##### TEXT BLOCK

Note: This article appears in the Oil and Gas Journal, online version:

http://ogj.pennnet.c...TICLE_ID=216078


ODAC: World oil supplies likely to remain tight through 2010

By OGJ editors

HOUSTON, Nov. 17 -- Unless demand plummets, world oil supplies are nearly certain to remain tight through the rest of this decade, according to a study by the Oil Depletion Analysis Centre in London.

The study found that 68 oil-recovery "megaprojects" with announced start-up dates through 2010 would add 12.5 million b/d of crude supply by the turn of the decade. But that is unlikely to be enough to meet the world's growing needs, said ODAC officials.

"This new production would almost certainly not be sufficient to offset diminishing supplies from existing sources and still meet growing global demand," said Chris Skrebowski, ODAC board member.

Most of the estimated new supply would simply replace natural depletion of current production. A modest 1% annual increase in world demand for crude over the next 6 years would leave little or no surplus capacity to cushion against unforeseen supply disruptions, the ODAC study concluded.

##########
##### EXCERPTED RECORDS

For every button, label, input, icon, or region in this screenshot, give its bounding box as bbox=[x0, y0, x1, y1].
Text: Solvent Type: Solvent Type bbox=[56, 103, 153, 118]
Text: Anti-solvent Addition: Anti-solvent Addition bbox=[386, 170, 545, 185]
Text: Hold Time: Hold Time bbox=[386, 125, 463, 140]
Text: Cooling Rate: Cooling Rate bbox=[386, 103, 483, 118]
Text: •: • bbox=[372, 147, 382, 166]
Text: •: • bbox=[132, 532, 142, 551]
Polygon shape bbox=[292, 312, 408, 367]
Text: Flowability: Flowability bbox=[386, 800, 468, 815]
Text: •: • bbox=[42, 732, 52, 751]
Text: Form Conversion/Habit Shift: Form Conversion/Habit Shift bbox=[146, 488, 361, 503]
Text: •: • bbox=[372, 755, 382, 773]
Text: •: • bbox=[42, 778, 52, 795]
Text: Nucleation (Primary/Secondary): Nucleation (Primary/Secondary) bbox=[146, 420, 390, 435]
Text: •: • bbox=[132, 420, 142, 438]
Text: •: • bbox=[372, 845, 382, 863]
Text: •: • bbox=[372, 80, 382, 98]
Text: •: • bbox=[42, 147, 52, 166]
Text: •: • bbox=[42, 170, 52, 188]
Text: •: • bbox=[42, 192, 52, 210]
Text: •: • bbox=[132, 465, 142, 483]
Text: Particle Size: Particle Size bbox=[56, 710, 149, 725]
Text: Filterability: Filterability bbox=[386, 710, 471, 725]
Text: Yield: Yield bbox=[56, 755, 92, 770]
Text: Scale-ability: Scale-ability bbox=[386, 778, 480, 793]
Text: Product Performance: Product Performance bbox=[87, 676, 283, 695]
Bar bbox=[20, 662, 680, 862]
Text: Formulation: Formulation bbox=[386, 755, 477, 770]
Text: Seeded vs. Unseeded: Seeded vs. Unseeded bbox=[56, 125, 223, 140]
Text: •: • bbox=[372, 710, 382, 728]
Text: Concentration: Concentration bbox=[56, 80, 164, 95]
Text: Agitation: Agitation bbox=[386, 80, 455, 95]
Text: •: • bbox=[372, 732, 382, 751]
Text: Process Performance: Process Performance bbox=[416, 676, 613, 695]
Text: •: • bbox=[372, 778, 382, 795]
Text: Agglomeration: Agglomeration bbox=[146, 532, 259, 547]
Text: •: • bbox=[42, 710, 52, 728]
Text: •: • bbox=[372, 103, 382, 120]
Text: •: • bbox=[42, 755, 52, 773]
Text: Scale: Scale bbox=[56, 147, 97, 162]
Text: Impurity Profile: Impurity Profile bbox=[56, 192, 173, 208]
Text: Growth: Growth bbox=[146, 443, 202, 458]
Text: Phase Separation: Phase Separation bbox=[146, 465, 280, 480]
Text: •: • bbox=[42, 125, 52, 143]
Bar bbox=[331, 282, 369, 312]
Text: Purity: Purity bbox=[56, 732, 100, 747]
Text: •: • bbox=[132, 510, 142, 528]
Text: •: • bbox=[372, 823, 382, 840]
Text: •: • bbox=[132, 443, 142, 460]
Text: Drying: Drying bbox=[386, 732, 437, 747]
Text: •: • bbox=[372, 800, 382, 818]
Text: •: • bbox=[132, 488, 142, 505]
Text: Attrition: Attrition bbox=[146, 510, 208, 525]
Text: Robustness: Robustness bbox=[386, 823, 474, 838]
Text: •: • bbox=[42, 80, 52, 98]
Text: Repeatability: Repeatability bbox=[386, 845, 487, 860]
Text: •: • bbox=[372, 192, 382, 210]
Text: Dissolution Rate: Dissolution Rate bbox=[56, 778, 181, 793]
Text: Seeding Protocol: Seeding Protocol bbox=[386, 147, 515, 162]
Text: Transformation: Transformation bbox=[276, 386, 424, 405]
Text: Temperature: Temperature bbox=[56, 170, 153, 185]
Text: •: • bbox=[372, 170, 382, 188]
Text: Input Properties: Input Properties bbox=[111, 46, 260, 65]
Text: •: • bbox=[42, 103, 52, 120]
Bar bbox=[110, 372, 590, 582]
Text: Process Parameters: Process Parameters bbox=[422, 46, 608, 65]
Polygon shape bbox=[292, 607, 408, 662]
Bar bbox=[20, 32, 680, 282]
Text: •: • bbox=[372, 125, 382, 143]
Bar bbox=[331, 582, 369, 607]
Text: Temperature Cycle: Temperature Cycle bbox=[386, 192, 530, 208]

##########

:: TASKS AND EXERCISES ::
a) Answer these questions about the oil supply article:
(i) How many megaprojects with announced start-up dates through 2010 did the study find?
(ii) What position does Chris Skrebowski hold at ODAC?
(iii) What rise in world crude demand would leave little or no surplus capacity, according to the study's conclusion?
b) Continue the oil supply article from its final sentence.
The records have no connection to the text.

:: LIST OF ANSWERS ::
a)
(i) 68
(ii) He is a board member.
(iii) A modest 1% annual increase over the next 6 years

b)
If demand increased by 2%/year, available supplies would fall short of the total projected to be needed in 2010 by more than 2 million b/d—"roughly equivalent to losing all of Kuwait's current daily production," ODAC officials said.

"With most producers operating flat out to meet runaway demand increases this year, the world's immediately available spare production capacity has virtually disappeared. This means that significant additional supplies in the near-to-medium term must come from new projects already in the development pipeline," said Skrebowski.

"We now see those projects providing surprisingly limited relief in terms of incremental supply in coming years, and indeed physical shortages appear ever more likely if demand remains strong," he said. "Even with relatively low demand growth, our study indicates a seemingly unbridgeable supply-demand gap opening up after 2007."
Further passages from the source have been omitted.